§ Provided entries:
----------------

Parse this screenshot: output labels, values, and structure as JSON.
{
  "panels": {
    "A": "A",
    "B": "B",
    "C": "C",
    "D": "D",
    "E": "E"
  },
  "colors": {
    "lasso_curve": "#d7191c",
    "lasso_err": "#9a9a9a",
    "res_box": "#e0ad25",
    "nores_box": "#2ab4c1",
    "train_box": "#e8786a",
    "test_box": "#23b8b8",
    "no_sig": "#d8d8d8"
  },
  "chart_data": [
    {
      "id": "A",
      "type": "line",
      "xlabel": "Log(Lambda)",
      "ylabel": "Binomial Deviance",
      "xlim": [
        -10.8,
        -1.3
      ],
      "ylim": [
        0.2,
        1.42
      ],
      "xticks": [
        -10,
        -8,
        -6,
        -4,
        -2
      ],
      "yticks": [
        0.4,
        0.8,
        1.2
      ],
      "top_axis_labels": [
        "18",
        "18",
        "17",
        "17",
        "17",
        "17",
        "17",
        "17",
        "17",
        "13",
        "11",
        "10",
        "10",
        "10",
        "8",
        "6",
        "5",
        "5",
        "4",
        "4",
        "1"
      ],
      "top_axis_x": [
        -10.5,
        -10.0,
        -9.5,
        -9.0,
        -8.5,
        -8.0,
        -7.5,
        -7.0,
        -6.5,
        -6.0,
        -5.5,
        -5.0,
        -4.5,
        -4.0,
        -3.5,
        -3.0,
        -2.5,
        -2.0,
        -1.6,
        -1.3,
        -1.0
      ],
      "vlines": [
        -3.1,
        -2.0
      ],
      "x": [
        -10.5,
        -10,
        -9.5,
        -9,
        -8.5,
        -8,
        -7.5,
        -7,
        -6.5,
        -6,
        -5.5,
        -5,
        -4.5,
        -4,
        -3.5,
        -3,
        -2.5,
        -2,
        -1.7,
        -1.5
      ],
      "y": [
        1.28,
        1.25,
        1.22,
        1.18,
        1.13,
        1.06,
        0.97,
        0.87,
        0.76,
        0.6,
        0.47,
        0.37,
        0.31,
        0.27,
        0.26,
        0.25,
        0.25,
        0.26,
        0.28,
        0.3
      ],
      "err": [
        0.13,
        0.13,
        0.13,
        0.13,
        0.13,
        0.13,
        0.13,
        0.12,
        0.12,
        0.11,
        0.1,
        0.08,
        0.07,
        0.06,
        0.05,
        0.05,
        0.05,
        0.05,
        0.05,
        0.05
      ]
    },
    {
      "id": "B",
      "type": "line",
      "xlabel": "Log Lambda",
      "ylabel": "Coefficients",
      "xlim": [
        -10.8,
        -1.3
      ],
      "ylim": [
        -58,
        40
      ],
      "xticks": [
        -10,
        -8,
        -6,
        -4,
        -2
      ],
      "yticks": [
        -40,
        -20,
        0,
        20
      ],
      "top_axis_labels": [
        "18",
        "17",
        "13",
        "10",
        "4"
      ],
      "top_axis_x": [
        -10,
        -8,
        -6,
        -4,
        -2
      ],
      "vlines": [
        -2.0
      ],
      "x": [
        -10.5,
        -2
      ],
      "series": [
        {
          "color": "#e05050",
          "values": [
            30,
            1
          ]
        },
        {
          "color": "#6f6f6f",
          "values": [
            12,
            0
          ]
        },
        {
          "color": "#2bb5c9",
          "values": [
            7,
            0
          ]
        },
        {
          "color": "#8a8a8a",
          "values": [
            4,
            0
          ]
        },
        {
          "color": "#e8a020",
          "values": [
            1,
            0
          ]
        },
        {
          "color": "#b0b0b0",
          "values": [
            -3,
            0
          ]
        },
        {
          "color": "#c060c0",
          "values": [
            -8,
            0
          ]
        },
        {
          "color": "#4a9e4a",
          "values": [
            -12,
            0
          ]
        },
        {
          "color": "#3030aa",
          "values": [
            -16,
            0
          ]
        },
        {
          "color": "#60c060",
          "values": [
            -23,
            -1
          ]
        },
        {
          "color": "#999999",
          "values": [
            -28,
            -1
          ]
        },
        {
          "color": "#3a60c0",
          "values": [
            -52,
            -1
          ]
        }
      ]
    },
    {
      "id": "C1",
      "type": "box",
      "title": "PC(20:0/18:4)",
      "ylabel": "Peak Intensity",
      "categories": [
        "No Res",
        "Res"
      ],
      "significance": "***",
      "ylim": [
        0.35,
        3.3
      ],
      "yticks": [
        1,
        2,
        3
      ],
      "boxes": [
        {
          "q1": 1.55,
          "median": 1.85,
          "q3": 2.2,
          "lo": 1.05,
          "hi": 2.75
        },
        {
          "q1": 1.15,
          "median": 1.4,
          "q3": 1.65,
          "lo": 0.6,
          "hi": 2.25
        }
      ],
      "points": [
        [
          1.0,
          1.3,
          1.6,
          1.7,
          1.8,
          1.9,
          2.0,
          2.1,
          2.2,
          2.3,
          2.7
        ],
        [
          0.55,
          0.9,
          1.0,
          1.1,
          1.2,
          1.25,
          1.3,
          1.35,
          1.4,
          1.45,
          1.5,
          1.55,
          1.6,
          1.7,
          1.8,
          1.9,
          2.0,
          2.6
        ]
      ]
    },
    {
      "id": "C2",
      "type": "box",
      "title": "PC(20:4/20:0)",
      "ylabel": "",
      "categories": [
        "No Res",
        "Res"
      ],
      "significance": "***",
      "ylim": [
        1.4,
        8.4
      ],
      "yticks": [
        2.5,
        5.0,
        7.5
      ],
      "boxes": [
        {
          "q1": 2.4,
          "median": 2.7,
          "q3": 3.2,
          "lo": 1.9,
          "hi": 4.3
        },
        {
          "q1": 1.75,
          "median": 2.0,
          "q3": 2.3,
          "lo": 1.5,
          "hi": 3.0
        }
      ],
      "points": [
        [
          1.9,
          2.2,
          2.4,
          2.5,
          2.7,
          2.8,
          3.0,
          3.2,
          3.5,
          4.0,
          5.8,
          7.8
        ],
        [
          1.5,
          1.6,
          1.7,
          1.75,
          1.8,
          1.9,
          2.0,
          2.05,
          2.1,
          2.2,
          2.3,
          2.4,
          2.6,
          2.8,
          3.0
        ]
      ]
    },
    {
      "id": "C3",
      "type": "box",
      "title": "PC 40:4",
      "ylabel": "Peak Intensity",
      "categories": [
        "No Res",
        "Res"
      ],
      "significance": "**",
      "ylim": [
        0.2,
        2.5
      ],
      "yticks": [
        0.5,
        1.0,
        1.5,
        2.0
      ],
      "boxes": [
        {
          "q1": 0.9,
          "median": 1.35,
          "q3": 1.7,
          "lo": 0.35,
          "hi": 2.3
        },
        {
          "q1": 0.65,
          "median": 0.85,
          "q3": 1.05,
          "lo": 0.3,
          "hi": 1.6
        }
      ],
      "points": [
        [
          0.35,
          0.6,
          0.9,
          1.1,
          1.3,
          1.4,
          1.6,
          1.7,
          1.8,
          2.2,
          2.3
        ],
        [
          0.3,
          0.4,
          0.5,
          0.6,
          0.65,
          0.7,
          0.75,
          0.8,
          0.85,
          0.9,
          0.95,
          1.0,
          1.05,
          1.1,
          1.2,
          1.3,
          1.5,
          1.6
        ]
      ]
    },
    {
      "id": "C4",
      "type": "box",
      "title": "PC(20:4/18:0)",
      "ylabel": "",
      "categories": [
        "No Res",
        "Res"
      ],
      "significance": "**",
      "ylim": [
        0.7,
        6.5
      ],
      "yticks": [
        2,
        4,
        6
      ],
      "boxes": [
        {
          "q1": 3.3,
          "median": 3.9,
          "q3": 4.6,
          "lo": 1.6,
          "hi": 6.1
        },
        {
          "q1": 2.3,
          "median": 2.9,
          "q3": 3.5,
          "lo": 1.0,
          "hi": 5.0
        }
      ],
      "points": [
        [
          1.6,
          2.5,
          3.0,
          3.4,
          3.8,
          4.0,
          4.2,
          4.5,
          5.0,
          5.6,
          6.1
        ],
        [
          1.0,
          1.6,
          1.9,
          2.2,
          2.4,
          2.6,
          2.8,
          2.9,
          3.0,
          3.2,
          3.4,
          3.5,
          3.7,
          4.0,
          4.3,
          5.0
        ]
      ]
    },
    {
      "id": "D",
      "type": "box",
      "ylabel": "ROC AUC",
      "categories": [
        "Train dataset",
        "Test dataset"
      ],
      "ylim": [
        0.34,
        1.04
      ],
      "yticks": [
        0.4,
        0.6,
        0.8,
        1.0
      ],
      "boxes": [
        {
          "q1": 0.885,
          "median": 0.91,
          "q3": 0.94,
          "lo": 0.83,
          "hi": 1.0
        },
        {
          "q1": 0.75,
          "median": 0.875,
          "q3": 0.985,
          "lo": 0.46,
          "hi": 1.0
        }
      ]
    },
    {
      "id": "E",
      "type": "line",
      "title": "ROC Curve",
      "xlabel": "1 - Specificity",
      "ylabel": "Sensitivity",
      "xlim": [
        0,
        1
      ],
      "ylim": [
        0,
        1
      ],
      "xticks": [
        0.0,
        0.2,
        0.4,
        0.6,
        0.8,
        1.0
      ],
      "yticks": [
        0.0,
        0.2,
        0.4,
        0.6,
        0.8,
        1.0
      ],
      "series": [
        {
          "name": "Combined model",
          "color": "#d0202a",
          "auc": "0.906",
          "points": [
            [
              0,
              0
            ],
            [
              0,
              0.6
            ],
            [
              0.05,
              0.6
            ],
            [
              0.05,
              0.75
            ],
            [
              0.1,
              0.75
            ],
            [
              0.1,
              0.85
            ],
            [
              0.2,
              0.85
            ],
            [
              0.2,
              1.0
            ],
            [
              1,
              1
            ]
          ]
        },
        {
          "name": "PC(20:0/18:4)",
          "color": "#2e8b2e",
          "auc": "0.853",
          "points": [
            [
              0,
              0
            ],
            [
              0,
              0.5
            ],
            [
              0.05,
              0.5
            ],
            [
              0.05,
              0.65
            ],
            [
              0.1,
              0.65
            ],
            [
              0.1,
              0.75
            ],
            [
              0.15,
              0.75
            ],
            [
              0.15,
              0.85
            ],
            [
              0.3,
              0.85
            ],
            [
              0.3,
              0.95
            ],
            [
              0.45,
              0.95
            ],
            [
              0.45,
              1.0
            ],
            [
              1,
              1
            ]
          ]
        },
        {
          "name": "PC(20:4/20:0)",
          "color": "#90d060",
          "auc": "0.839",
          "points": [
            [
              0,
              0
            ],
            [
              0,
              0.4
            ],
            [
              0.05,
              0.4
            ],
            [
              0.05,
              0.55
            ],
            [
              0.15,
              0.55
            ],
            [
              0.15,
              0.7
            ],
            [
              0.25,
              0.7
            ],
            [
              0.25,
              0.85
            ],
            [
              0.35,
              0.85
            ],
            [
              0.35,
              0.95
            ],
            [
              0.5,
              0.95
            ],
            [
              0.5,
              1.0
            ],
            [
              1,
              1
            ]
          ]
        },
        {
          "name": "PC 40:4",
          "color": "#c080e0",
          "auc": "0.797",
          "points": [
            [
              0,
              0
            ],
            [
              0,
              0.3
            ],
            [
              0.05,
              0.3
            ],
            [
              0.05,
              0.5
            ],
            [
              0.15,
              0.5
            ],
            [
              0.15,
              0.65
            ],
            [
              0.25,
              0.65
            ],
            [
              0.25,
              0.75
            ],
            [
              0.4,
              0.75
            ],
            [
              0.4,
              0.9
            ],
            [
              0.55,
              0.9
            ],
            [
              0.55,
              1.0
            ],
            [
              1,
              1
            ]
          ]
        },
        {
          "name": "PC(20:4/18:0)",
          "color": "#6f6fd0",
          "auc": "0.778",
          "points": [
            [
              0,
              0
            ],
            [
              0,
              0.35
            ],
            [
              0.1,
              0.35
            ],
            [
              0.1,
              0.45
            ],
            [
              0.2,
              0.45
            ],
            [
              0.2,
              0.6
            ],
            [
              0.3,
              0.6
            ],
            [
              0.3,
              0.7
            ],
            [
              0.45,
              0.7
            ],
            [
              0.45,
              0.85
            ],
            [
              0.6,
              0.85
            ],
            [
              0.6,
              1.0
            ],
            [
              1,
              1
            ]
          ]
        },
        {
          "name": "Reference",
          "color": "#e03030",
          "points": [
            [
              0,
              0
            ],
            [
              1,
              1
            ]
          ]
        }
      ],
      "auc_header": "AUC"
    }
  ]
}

----------------

§ Brief:
Looking at the data above, how many lines hold the word "title"? Respond with the number alone.

§ Written answer:
5